Give every line below again, exactly.
----------------
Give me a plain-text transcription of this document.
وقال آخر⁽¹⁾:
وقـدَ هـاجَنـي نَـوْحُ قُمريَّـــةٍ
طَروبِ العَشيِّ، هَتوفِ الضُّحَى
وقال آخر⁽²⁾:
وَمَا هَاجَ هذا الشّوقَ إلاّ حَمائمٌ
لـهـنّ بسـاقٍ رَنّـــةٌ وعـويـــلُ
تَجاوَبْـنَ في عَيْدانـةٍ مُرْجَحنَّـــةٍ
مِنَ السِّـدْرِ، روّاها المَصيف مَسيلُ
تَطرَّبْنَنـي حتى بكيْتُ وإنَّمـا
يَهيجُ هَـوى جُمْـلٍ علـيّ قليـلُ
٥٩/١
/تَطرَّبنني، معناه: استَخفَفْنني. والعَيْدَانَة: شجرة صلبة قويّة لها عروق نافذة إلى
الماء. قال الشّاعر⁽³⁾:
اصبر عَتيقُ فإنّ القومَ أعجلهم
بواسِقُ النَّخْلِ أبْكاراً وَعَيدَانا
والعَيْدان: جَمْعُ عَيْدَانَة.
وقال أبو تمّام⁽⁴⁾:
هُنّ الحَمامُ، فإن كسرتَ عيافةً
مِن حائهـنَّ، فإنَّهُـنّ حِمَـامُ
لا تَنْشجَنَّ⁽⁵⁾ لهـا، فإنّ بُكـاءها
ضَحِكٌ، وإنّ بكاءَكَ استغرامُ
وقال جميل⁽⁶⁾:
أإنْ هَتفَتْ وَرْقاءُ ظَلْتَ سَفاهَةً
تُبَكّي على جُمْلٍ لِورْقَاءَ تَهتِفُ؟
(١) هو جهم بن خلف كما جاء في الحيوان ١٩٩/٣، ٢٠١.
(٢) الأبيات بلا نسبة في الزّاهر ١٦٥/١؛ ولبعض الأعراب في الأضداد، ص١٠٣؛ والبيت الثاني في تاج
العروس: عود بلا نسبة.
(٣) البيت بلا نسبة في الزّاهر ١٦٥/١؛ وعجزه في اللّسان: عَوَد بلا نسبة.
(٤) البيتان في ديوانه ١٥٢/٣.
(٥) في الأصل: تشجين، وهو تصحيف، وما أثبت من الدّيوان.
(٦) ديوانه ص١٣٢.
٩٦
----------------
**ANSWER TO THE PROBLEM:**
Give me a plain-text transcription of this document.
وقال آخر⁽¹⁾:
وقـدَ هـاجَنـي نَـوْحُ قُمريَّـــةٍ
طَروبِ العَشيِّ، هَتوفِ الضُّحَى
وقال آخر⁽²⁾:
وَمَا هَاجَ هذا الشّوقَ إلاّ حَمائمٌ
لـهـنّ بسـاقٍ رَنّـــةٌ وعـويـــلُ
تَجاوَبْـنَ في عَيْدانـةٍ مُرْجَحنَّـــةٍ
مِنَ السِّـدْرِ، روّاها المَصيف مَسيلُ
تَطرَّبْنَنـي حتى بكيْتُ وإنَّمـا
يَهيجُ هَـوى جُمْـلٍ علـيّ قليـلُ
٥٩/١
/تَطرَّبنني، معناه: استَخفَفْنني. والعَيْدَانَة: شجرة صلبة قويّة لها عروق نافذة إلى
الماء. قال الشّاعر⁽³⁾:
اصبر عَتيقُ فإنّ القومَ أعجلهم
بواسِقُ النَّخْلِ أبْكاراً وَعَيدَانا
والعَيْدان: جَمْعُ عَيْدَانَة.
وقال أبو تمّام⁽⁴⁾:
هُنّ الحَمامُ، فإن كسرتَ عيافةً
مِن حائهـنَّ، فإنَّهُـنّ حِمَـامُ
لا تَنْشجَنَّ⁽⁵⁾ لهـا، فإنّ بُكـاءها
ضَحِكٌ، وإنّ بكاءَكَ استغرامُ
وقال جميل⁽⁶⁾:
أإنْ هَتفَتْ وَرْقاءُ ظَلْتَ سَفاهَةً
تُبَكّي على جُمْلٍ لِورْقَاءَ تَهتِفُ؟
(١) هو جهم بن خلف كما جاء في الحيوان ١٩٩/٣، ٢٠١.
(٢) الأبيات بلا نسبة في الزّاهر ١٦٥/١؛ ولبعض الأعراب في الأضداد، ص١٠٣؛ والبيت الثاني في تاج
العروس: عود بلا نسبة.
(٣) البيت بلا نسبة في الزّاهر ١٦٥/١؛ وعجزه في اللّسان: عَوَد بلا نسبة.
(٤) البيتان في ديوانه ١٥٢/٣.
(٥) في الأصل: تشجين، وهو تصحيف، وما أثبت من الدّيوان.
(٦) ديوانه ص١٣٢.
٩٦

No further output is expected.